**Texto fornecido**.
+ + + + +
Obrigada Cacá por nos trazer lindamente estas importantes referências.
Tenha dias luminosos.
Bjos,
Calu

Valéria disse...

Oi Cacá!
Que belas resenhas, bem transmitiu as emoções que seus personagens vivenciaram. Certamente lerei este livro de D. Isolda!
Abração!

Leninha Brandão disse...

Encantada fiquei com esta resenha deste livro que terei que ler,de qualquer maneira.Vivi bem de perto esta realidade,um amigo meu foi preso e torturado,isto doeu muito em mim e em todos os nossos amigos...na época,eu,com filhos ainda pequenos,não podia me manifestar e isto machucava por demais.

Sempre me emociono com o que escreves,Cacá...e me alegro por ter o privilégio de entre teus amigos estar.

Bjssssss,
Leninha

Celina disse...
+ + + + +
**Entradas apresentadas**.
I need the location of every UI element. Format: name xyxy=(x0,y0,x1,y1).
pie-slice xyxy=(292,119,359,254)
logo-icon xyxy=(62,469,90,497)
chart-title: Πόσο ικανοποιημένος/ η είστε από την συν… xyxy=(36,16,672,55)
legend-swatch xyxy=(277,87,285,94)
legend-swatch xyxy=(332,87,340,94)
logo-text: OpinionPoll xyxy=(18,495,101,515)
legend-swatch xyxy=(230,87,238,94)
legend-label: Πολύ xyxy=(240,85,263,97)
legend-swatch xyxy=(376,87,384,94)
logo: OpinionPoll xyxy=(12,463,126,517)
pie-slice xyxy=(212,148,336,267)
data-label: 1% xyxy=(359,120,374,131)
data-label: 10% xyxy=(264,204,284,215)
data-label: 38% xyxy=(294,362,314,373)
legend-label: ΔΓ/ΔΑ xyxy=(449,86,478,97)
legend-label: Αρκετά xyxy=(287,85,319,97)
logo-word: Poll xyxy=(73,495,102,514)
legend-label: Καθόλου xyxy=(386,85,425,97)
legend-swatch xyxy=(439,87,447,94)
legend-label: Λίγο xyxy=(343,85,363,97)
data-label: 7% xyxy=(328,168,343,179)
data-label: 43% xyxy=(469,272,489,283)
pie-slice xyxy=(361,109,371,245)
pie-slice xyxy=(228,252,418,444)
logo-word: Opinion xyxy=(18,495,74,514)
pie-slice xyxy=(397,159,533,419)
+ + + + +
**Atividades propostas**.
[1] Responda com base nos comentários:
(a) A quem Calu agradece pelas referências?
(b) De quem é o livro que Valéria diz que certamente vai ler?
(c) Segundo Leninha Brandão, o que aconteceu com um amigo dela?
[2] Prossiga com os comentários sobre a resenha a partir do ponto em que param.
As entradas não entram em nada disto.

**Respostas das atividades**.
[1]
(a) A Cacá.
(b) De D. Isolda.
(c) Foi preso e torturado.

[2]
OI CACÁ MUITA PAZ PARA VC E FAMILIA , SEMPRE É BOM TE LER, SEJA QUALQUER ASSUNTO ELE FICA BEM NO TEU ESTILO, UM ABRAÇO FRATERNO CELINA

Toninho disse...

Muito boa sua analise e reflexão da pagina infeliz de nossa historia e da America Latina.Lemos os mesmo livro exceto este da Cordilheira que ainda não adquiri.O pensamento maior que embalou estes bravos foi o de um lugar mais justo e melhor e para isso doaram suas vidas e sacificaram familias.Ainda que se faça reparação à estas familias,jamais cosneguirão reparar a dor.
Belo trabalho amigo.
Minha admiração sempre e fique a vontade.
Um abração terno amigo.

Luma Rosa disse...

Cada um dá a vida o sentido através daquilo que nela deposita e acredita. Amor é veículo que impulsiona a esperança por um mundo melhor. Da vida de Che sei algumas coisas, mas penso em quantas pessoas anônimas que também lutaram contra o sistema e que se não fosse elas, não haveria de ter qualquer mudança. Bom fim de semana!! Beijus,

Eva disse...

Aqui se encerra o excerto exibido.